■ **TASK INSTRUCTIONS**:
Quote all of the data that follows exactly as written, skipping the images.

───── INFORMATION GIVEN

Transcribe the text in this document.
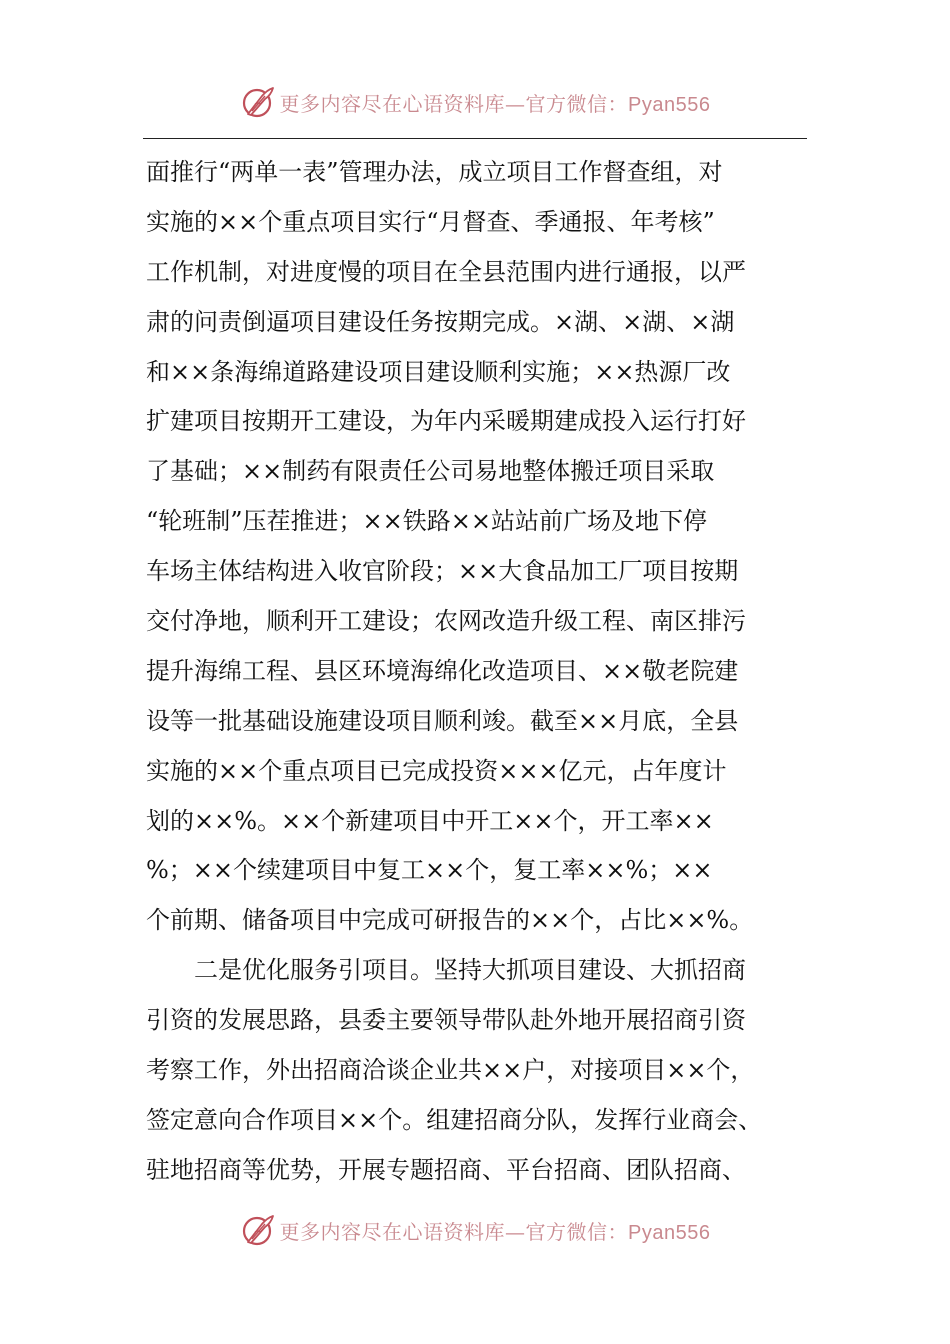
更多内容尽在心语资料库—官方微信：Pyan556
面推行“两单一表”管理办法，成立项目工作督查组，对
实施的××个重点项目实行“月督查、季通报、年考核”
工作机制，对进度慢的项目在全县范围内进行通报，以严
肃的问责倒逼项目建设任务按期完成。×湖、×湖、×湖
和××条海绵道路建设项目建设顺利实施；××热源厂改
扩建项目按期开工建设，为年内采暖期建成投入运行打好
了基础；××制药有限责任公司易地整体搬迁项目采取
“轮班制”压茬推进；××铁路××站站前广场及地下停
车场主体结构进入收官阶段；××大食品加工厂项目按期
交付净地，顺利开工建设；农网改造升级工程、南区排污
提升海绵工程、县区环境海绵化改造项目、××敬老院建
设等一批基础设施建设项目顺利竣。截至××月底，全县
实施的××个重点项目已完成投资×××亿元，占年度计
划的××%。××个新建项目中开工××个，开工率××
%；××个续建项目中复工××个，复工率××%；××
个前期、储备项目中完成可研报告的××个，占比××%。
二是优化服务引项目。坚持大抓项目建设、大抓招商
引资的发展思路，县委主要领导带队赴外地开展招商引资
考察工作，外出招商洽谈企业共××户，对接项目××个，
签定意向合作项目××个。组建招商分队，发挥行业商会、
驻地招商等优势，开展专题招商、平台招商、团队招商、
更多内容尽在心语资料库—官方微信：Pyan556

──────────

■ **CORRECT OUTPUT**:
Transcribe the text in this document.
更多内容尽在心语资料库—官方微信：Pyan556
面推行“两单一表”管理办法，成立项目工作督查组，对
实施的××个重点项目实行“月督查、季通报、年考核”
工作机制，对进度慢的项目在全县范围内进行通报，以严
肃的问责倒逼项目建设任务按期完成。×湖、×湖、×湖
和××条海绵道路建设项目建设顺利实施；××热源厂改
扩建项目按期开工建设，为年内采暖期建成投入运行打好
了基础；××制药有限责任公司易地整体搬迁项目采取
“轮班制”压茬推进；××铁路××站站前广场及地下停
车场主体结构进入收官阶段；××大食品加工厂项目按期
交付净地，顺利开工建设；农网改造升级工程、南区排污
提升海绵工程、县区环境海绵化改造项目、××敬老院建
设等一批基础设施建设项目顺利竣。截至××月底，全县
实施的××个重点项目已完成投资×××亿元，占年度计
划的××%。××个新建项目中开工××个，开工率××
%；××个续建项目中复工××个，复工率××%；××
个前期、储备项目中完成可研报告的××个，占比××%。
二是优化服务引项目。坚持大抓项目建设、大抓招商
引资的发展思路，县委主要领导带队赴外地开展招商引资
考察工作，外出招商洽谈企业共××户，对接项目××个，
签定意向合作项目××个。组建招商分队，发挥行业商会、
驻地招商等优势，开展专题招商、平台招商、团队招商、
更多内容尽在心语资料库—官方微信：Pyan556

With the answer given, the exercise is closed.